Make an exact copy of the entries below.

Extracts from a graphics dataset

____________

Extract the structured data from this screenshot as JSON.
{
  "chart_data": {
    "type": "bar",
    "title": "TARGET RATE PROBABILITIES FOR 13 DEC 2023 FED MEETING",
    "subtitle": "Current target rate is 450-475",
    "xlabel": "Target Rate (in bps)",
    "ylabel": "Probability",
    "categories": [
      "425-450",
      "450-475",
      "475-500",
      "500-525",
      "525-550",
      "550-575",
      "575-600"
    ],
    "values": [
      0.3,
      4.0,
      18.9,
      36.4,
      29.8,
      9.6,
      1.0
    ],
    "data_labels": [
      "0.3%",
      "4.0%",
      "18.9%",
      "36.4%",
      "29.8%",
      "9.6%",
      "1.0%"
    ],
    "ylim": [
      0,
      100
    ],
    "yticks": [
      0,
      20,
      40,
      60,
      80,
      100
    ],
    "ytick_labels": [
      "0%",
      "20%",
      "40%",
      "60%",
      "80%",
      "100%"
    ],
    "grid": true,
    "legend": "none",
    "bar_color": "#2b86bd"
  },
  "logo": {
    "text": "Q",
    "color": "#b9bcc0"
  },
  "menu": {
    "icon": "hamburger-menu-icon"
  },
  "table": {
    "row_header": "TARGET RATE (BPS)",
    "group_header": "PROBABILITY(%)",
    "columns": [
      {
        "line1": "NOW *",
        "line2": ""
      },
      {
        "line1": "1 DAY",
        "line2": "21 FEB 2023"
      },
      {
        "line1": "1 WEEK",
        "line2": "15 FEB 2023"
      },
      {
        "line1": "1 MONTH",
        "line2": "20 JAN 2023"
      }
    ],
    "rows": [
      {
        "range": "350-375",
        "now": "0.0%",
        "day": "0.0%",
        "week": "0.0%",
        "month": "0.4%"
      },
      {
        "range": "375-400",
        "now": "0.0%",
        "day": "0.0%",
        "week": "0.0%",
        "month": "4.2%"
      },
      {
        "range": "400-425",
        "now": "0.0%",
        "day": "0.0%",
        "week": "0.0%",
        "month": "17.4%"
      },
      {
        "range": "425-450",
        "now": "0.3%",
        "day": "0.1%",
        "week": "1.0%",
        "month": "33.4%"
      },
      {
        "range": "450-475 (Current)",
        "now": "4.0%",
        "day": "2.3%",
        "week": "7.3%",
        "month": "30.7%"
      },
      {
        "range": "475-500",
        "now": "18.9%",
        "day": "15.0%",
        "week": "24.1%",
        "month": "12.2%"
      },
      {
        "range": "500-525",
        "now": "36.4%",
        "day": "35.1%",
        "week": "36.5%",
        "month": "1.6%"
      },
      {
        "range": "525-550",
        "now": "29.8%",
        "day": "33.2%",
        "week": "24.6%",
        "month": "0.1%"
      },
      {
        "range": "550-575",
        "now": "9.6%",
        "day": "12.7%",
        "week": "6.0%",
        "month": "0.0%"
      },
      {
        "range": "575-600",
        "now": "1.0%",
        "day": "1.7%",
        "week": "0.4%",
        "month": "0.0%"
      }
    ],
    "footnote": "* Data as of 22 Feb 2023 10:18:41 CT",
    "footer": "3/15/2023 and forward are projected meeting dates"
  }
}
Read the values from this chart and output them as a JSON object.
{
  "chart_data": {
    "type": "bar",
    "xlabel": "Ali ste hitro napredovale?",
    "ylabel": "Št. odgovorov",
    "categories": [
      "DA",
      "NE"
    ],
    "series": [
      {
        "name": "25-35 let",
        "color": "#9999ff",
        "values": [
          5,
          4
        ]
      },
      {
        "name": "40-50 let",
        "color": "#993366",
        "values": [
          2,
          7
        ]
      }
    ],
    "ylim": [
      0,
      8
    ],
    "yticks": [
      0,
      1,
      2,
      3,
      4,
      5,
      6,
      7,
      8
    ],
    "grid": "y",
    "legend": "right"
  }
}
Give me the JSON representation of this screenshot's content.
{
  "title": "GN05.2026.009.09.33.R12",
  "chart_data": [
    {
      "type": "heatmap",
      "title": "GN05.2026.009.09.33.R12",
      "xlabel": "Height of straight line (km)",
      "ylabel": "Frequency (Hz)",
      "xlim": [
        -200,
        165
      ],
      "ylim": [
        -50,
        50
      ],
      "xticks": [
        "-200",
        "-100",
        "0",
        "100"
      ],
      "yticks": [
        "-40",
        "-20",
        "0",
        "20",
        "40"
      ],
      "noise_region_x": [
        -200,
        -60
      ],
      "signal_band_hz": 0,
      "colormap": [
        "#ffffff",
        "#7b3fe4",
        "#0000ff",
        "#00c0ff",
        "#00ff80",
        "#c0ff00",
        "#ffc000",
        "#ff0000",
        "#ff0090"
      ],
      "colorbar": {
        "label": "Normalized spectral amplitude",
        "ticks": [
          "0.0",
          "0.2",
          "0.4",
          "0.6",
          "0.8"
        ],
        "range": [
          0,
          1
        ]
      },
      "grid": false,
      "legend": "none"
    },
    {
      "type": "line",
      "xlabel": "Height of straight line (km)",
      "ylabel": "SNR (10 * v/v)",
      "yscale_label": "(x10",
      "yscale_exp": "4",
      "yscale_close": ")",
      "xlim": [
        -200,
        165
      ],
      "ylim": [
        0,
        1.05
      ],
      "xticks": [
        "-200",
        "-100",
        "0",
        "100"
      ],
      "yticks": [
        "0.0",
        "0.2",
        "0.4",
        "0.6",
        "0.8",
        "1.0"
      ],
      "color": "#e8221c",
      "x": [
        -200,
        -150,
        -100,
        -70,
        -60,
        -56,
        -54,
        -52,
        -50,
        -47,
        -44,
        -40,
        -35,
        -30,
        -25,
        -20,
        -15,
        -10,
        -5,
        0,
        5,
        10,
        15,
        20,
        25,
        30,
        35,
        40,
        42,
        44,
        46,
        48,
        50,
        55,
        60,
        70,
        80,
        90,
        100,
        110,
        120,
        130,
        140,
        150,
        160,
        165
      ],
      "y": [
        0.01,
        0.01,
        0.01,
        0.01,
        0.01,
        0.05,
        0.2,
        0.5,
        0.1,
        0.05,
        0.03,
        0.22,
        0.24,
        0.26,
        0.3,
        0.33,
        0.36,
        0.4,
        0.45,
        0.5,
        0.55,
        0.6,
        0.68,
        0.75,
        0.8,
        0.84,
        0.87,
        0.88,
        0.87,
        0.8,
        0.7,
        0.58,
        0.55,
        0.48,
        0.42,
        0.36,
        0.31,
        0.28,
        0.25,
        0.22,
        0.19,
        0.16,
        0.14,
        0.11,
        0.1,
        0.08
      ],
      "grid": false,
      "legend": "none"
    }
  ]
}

____________

Reply
Extract the structured data from this screenshot as JSON.
{
  "chart_data": {
    "type": "bar",
    "title": "TARGET RATE PROBABILITIES FOR 13 DEC 2023 FED MEETING",
    "subtitle": "Current target rate is 450-475",
    "xlabel": "Target Rate (in bps)",
    "ylabel": "Probability",
    "categories": [
      "425-450",
      "450-475",
      "475-500",
      "500-525",
      "525-550",
      "550-575",
      "575-600"
    ],
    "values": [
      0.3,
      4.0,
      18.9,
      36.4,
      29.8,
      9.6,
      1.0
    ],
    "data_labels": [
      "0.3%",
      "4.0%",
      "18.9%",
      "36.4%",
      "29.8%",
      "9.6%",
      "1.0%"
    ],
    "ylim": [
      0,
      100
    ],
    "yticks": [
      0,
      20,
      40,
      60,
      80,
      100
    ],
    "ytick_labels": [
      "0%",
      "20%",
      "40%",
      "60%",
      "80%",
      "100%"
    ],
    "grid": true,
    "legend": "none",
    "bar_color": "#2b86bd"
  },
  "logo": {
    "text": "Q",
    "color": "#b9bcc0"
  },
  "menu": {
    "icon": "hamburger-menu-icon"
  },
  "table": {
    "row_header": "TARGET RATE (BPS)",
    "group_header": "PROBABILITY(%)",
    "columns": [
      {
        "line1": "NOW *",
        "line2": ""
      },
      {
        "line1": "1 DAY",
        "line2": "21 FEB 2023"
      },
      {
        "line1": "1 WEEK",
        "line2": "15 FEB 2023"
      },
      {
        "line1": "1 MONTH",
        "line2": "20 JAN 2023"
      }
    ],
    "rows": [
      {
        "range": "350-375",
        "now": "0.0%",
        "day": "0.0%",
        "week": "0.0%",
        "month": "0.4%"
      },
      {
        "range": "375-400",
        "now": "0.0%",
        "day": "0.0%",
        "week": "0.0%",
        "month": "4.2%"
      },
      {
        "range": "400-425",
        "now": "0.0%",
        "day": "0.0%",
        "week": "0.0%",
        "month": "17.4%"
      },
      {
        "range": "425-450",
        "now": "0.3%",
        "day": "0.1%",
        "week": "1.0%",
        "month": "33.4%"
      },
      {
        "range": "450-475 (Current)",
        "now": "4.0%",
        "day": "2.3%",
        "week": "7.3%",
        "month": "30.7%"
      },
      {
        "range": "475-500",
        "now": "18.9%",
        "day": "15.0%",
        "week": "24.1%",
        "month": "12.2%"
      },
      {
        "range": "500-525",
        "now": "36.4%",
        "day": "35.1%",
        "week": "36.5%",
        "month": "1.6%"
      },
      {
        "range": "525-550",
        "now": "29.8%",
        "day": "33.2%",
        "week": "24.6%",
        "month": "0.1%"
      },
      {
        "range": "550-575",
        "now": "9.6%",
        "day": "12.7%",
        "week": "6.0%",
        "month": "0.0%"
      },
      {
        "range": "575-600",
        "now": "1.0%",
        "day": "1.7%",
        "week": "0.4%",
        "month": "0.0%"
      }
    ],
    "footnote": "* Data as of 22 Feb 2023 10:18:41 CT",
    "footer": "3/15/2023 and forward are projected meeting dates"
  }
}
Read the values from this chart and output them as a JSON object.
{
  "chart_data": {
    "type": "bar",
    "xlabel": "Ali ste hitro napredovale?",
    "ylabel": "Št. odgovorov",
    "categories": [
      "DA",
      "NE"
    ],
    "series": [
      {
        "name": "25-35 let",
        "color": "#9999ff",
        "values": [
          5,
          4
        ]
      },
      {
        "name": "40-50 let",
        "color": "#993366",
        "values": [
          2,
          7
        ]
      }
    ],
    "ylim": [
      0,
      8
    ],
    "yticks": [
      0,
      1,
      2,
      3,
      4,
      5,
      6,
      7,
      8
    ],
    "grid": "y",
    "legend": "right"
  }
}
Give me the JSON representation of this screenshot's content.
{
  "title": "GN05.2026.009.09.33.R12",
  "chart_data": [
    {
      "type": "heatmap",
      "title": "GN05.2026.009.09.33.R12",
      "xlabel": "Height of straight line (km)",
      "ylabel": "Frequency (Hz)",
      "xlim": [
        -200,
        165
      ],
      "ylim": [
        -50,
        50
      ],
      "xticks": [
        "-200",
        "-100",
        "0",
        "100"
      ],
      "yticks": [
        "-40",
        "-20",
        "0",
        "20",
        "40"
      ],
      "noise_region_x": [
        -200,
        -60
      ],
      "signal_band_hz": 0,
      "colormap": [
        "#ffffff",
        "#7b3fe4",
        "#0000ff",
        "#00c0ff",
        "#00ff80",
        "#c0ff00",
        "#ffc000",
        "#ff0000",
        "#ff0090"
      ],
      "colorbar": {
        "label": "Normalized spectral amplitude",
        "ticks": [
          "0.0",
          "0.2",
          "0.4",
          "0.6",
          "0.8"
        ],
        "range": [
          0,
          1
        ]
      },
      "grid": false,
      "legend": "none"
    },
    {
      "type": "line",
      "xlabel": "Height of straight line (km)",
      "ylabel": "SNR (10 * v/v)",
      "yscale_label": "(x10",
      "yscale_exp": "4",
      "yscale_close": ")",
      "xlim": [
        -200,
        165
      ],
      "ylim": [
        0,
        1.05
      ],
      "xticks": [
        "-200",
        "-100",
        "0",
        "100"
      ],
      "yticks": [
        "0.0",
        "0.2",
        "0.4",
        "0.6",
        "0.8",
        "1.0"
      ],
      "color": "#e8221c",
      "x": [
        -200,
        -150,
        -100,
        -70,
        -60,
        -56,
        -54,
        -52,
        -50,
        -47,
        -44,
        -40,
        -35,
        -30,
        -25,
        -20,
        -15,
        -10,
        -5,
        0,
        5,
        10,
        15,
        20,
        25,
        30,
        35,
        40,
        42,
        44,
        46,
        48,
        50,
        55,
        60,
        70,
        80,
        90,
        100,
        110,
        120,
        130,
        140,
        150,
        160,
        165
      ],
      "y": [
        0.01,
        0.01,
        0.01,
        0.01,
        0.01,
        0.05,
        0.2,
        0.5,
        0.1,
        0.05,
        0.03,
        0.22,
        0.24,
        0.26,
        0.3,
        0.33,
        0.36,
        0.4,
        0.45,
        0.5,
        0.55,
        0.6,
        0.68,
        0.75,
        0.8,
        0.84,
        0.87,
        0.88,
        0.87,
        0.8,
        0.7,
        0.58,
        0.55,
        0.48,
        0.42,
        0.36,
        0.31,
        0.28,
        0.25,
        0.22,
        0.19,
        0.16,
        0.14,
        0.11,
        0.1,
        0.08
      ],
      "grid": false,
      "legend": "none"
    }
  ]
}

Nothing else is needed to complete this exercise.